Print the whole listing exactly.

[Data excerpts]
_ _ _ _

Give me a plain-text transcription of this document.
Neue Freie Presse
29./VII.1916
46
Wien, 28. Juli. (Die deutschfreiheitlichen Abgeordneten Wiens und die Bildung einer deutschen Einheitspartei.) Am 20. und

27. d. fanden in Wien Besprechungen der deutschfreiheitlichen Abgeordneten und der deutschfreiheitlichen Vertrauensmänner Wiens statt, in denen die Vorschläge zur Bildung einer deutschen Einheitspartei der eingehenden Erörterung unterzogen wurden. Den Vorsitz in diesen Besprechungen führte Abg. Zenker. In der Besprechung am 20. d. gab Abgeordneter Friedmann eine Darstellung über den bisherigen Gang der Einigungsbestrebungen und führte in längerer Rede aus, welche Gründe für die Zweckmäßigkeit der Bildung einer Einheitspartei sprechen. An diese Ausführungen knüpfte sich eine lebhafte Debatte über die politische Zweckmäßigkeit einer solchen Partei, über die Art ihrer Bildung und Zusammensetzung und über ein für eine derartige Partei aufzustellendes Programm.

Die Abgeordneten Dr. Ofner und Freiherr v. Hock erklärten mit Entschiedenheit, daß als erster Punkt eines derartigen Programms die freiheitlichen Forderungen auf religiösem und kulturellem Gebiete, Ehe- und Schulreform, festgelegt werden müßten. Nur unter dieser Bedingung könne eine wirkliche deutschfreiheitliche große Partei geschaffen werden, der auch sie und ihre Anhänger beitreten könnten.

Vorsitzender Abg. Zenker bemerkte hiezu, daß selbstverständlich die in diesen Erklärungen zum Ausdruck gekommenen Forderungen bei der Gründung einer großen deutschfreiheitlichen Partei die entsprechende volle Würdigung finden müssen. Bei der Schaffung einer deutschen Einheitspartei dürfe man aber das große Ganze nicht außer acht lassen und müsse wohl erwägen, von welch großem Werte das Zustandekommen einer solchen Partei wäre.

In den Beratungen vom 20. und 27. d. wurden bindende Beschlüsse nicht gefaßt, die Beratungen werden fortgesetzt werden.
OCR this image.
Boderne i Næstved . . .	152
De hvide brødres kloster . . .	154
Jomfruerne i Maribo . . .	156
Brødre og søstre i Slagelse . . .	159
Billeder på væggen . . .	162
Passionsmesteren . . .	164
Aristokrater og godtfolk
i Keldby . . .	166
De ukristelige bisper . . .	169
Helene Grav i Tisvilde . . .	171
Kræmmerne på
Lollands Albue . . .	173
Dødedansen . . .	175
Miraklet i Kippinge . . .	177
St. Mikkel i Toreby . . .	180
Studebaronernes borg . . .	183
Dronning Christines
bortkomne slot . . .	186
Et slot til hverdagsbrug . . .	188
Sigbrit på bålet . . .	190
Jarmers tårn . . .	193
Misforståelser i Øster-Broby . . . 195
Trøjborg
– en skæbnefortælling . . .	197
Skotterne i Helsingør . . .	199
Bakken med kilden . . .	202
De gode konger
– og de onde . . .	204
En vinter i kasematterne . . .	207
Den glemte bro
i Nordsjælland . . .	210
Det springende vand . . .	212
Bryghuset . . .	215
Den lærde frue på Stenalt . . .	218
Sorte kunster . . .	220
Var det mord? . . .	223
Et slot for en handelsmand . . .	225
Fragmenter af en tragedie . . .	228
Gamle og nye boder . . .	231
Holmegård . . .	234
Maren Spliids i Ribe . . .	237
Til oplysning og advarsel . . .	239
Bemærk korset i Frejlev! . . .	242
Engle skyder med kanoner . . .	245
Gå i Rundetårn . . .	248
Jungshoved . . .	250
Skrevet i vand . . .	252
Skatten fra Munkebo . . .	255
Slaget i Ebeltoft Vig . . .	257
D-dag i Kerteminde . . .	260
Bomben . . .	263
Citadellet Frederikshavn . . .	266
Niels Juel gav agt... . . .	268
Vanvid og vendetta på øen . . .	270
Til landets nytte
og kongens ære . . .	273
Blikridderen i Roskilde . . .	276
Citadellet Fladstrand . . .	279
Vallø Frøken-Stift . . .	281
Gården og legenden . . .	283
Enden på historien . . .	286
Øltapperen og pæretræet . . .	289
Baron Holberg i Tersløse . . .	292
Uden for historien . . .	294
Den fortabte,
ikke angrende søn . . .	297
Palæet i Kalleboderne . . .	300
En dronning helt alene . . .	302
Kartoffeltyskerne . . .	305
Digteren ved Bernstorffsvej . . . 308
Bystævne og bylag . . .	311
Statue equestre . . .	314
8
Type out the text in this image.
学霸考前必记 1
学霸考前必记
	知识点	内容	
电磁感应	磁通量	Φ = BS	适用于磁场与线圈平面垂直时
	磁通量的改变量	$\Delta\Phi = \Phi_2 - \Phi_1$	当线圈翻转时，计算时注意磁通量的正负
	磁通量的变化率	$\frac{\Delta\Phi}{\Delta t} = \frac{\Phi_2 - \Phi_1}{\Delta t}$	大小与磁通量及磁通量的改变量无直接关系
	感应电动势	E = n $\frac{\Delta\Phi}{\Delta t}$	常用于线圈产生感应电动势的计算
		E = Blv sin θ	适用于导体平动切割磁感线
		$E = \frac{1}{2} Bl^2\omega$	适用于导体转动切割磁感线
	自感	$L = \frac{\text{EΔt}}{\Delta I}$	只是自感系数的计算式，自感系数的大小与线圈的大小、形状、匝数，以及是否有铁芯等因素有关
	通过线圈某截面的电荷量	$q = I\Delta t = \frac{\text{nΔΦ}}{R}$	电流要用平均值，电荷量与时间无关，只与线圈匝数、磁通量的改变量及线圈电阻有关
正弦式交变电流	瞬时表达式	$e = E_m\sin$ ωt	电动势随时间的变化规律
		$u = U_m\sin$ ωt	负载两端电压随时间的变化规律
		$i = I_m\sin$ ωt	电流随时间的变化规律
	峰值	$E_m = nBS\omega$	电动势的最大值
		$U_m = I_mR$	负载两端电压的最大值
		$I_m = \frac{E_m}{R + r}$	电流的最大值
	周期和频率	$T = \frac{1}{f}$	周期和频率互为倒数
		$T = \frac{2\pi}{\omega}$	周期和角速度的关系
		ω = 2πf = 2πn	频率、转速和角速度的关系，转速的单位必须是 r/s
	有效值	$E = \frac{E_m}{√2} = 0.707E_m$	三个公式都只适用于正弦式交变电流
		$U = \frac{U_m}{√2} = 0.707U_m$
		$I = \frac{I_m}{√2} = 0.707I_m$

_ _ _ _

▶ **The output**
Give me a plain-text transcription of this document.
Neue Freie Presse
29./VII.1916
46
Wien, 28. Juli. (Die deutschfreiheitlichen Abgeordneten Wiens und die Bildung einer deutschen Einheitspartei.) Am 20. und

27. d. fanden in Wien Besprechungen der deutschfreiheitlichen Abgeordneten und der deutschfreiheitlichen Vertrauensmänner Wiens statt, in denen die Vorschläge zur Bildung einer deutschen Einheitspartei der eingehenden Erörterung unterzogen wurden. Den Vorsitz in diesen Besprechungen führte Abg. Zenker. In der Besprechung am 20. d. gab Abgeordneter Friedmann eine Darstellung über den bisherigen Gang der Einigungsbestrebungen und führte in längerer Rede aus, welche Gründe für die Zweckmäßigkeit der Bildung einer Einheitspartei sprechen. An diese Ausführungen knüpfte sich eine lebhafte Debatte über die politische Zweckmäßigkeit einer solchen Partei, über die Art ihrer Bildung und Zusammensetzung und über ein für eine derartige Partei aufzustellendes Programm.

Die Abgeordneten Dr. Ofner und Freiherr v. Hock erklärten mit Entschiedenheit, daß als erster Punkt eines derartigen Programms die freiheitlichen Forderungen auf religiösem und kulturellem Gebiete, Ehe- und Schulreform, festgelegt werden müßten. Nur unter dieser Bedingung könne eine wirkliche deutschfreiheitliche große Partei geschaffen werden, der auch sie und ihre Anhänger beitreten könnten.

Vorsitzender Abg. Zenker bemerkte hiezu, daß selbstverständlich die in diesen Erklärungen zum Ausdruck gekommenen Forderungen bei der Gründung einer großen deutschfreiheitlichen Partei die entsprechende volle Würdigung finden müssen. Bei der Schaffung einer deutschen Einheitspartei dürfe man aber das große Ganze nicht außer acht lassen und müsse wohl erwägen, von welch großem Werte das Zustandekommen einer solchen Partei wäre.

In den Beratungen vom 20. und 27. d. wurden bindende Beschlüsse nicht gefaßt, die Beratungen werden fortgesetzt werden.
OCR this image.
Boderne i Næstved . . .	152
De hvide brødres kloster . . .	154
Jomfruerne i Maribo . . .	156
Brødre og søstre i Slagelse . . .	159
Billeder på væggen . . .	162
Passionsmesteren . . .	164
Aristokrater og godtfolk
i Keldby . . .	166
De ukristelige bisper . . .	169
Helene Grav i Tisvilde . . .	171
Kræmmerne på
Lollands Albue . . .	173
Dødedansen . . .	175
Miraklet i Kippinge . . .	177
St. Mikkel i Toreby . . .	180
Studebaronernes borg . . .	183
Dronning Christines
bortkomne slot . . .	186
Et slot til hverdagsbrug . . .	188
Sigbrit på bålet . . .	190
Jarmers tårn . . .	193
Misforståelser i Øster-Broby . . . 195
Trøjborg
– en skæbnefortælling . . .	197
Skotterne i Helsingør . . .	199
Bakken med kilden . . .	202
De gode konger
– og de onde . . .	204
En vinter i kasematterne . . .	207
Den glemte bro
i Nordsjælland . . .	210
Det springende vand . . .	212
Bryghuset . . .	215
Den lærde frue på Stenalt . . .	218
Sorte kunster . . .	220
Var det mord? . . .	223
Et slot for en handelsmand . . .	225
Fragmenter af en tragedie . . .	228
Gamle og nye boder . . .	231
Holmegård . . .	234
Maren Spliids i Ribe . . .	237
Til oplysning og advarsel . . .	239
Bemærk korset i Frejlev! . . .	242
Engle skyder med kanoner . . .	245
Gå i Rundetårn . . .	248
Jungshoved . . .	250
Skrevet i vand . . .	252
Skatten fra Munkebo . . .	255
Slaget i Ebeltoft Vig . . .	257
D-dag i Kerteminde . . .	260
Bomben . . .	263
Citadellet Frederikshavn . . .	266
Niels Juel gav agt... . . .	268
Vanvid og vendetta på øen . . .	270
Til landets nytte
og kongens ære . . .	273
Blikridderen i Roskilde . . .	276
Citadellet Fladstrand . . .	279
Vallø Frøken-Stift . . .	281
Gården og legenden . . .	283
Enden på historien . . .	286
Øltapperen og pæretræet . . .	289
Baron Holberg i Tersløse . . .	292
Uden for historien . . .	294
Den fortabte,
ikke angrende søn . . .	297
Palæet i Kalleboderne . . .	300
En dronning helt alene . . .	302
Kartoffeltyskerne . . .	305
Digteren ved Bernstorffsvej . . . 308
Bystævne og bylag . . .	311
Statue equestre . . .	314
8
Type out the text in this image.
学霸考前必记 1
学霸考前必记
	知识点	内容	
电磁感应	磁通量	Φ = BS	适用于磁场与线圈平面垂直时
	磁通量的改变量	$\Delta\Phi = \Phi_2 - \Phi_1$	当线圈翻转时，计算时注意磁通量的正负
	磁通量的变化率	$\frac{\Delta\Phi}{\Delta t} = \frac{\Phi_2 - \Phi_1}{\Delta t}$	大小与磁通量及磁通量的改变量无直接关系
	感应电动势	E = n $\frac{\Delta\Phi}{\Delta t}$	常用于线圈产生感应电动势的计算
		E = Blv sin θ	适用于导体平动切割磁感线
		$E = \frac{1}{2} Bl^2\omega$	适用于导体转动切割磁感线
	自感	$L = \frac{\text{EΔt}}{\Delta I}$	只是自感系数的计算式，自感系数的大小与线圈的大小、形状、匝数，以及是否有铁芯等因素有关
	通过线圈某截面的电荷量	$q = I\Delta t = \frac{\text{nΔΦ}}{R}$	电流要用平均值，电荷量与时间无关，只与线圈匝数、磁通量的改变量及线圈电阻有关
正弦式交变电流	瞬时表达式	$e = E_m\sin$ ωt	电动势随时间的变化规律
		$u = U_m\sin$ ωt	负载两端电压随时间的变化规律
		$i = I_m\sin$ ωt	电流随时间的变化规律
	峰值	$E_m = nBS\omega$	电动势的最大值
		$U_m = I_mR$	负载两端电压的最大值
		$I_m = \frac{E_m}{R + r}$	电流的最大值
	周期和频率	$T = \frac{1}{f}$	周期和频率互为倒数
		$T = \frac{2\pi}{\omega}$	周期和角速度的关系
		ω = 2πf = 2πn	频率、转速和角速度的关系，转速的单位必须是 r/s
	有效值	$E = \frac{E_m}{√2} = 0.707E_m$	三个公式都只适用于正弦式交变电流
		$U = \frac{U_m}{√2} = 0.707U_m$
		$I = \frac{I_m}{√2} = 0.707I_m$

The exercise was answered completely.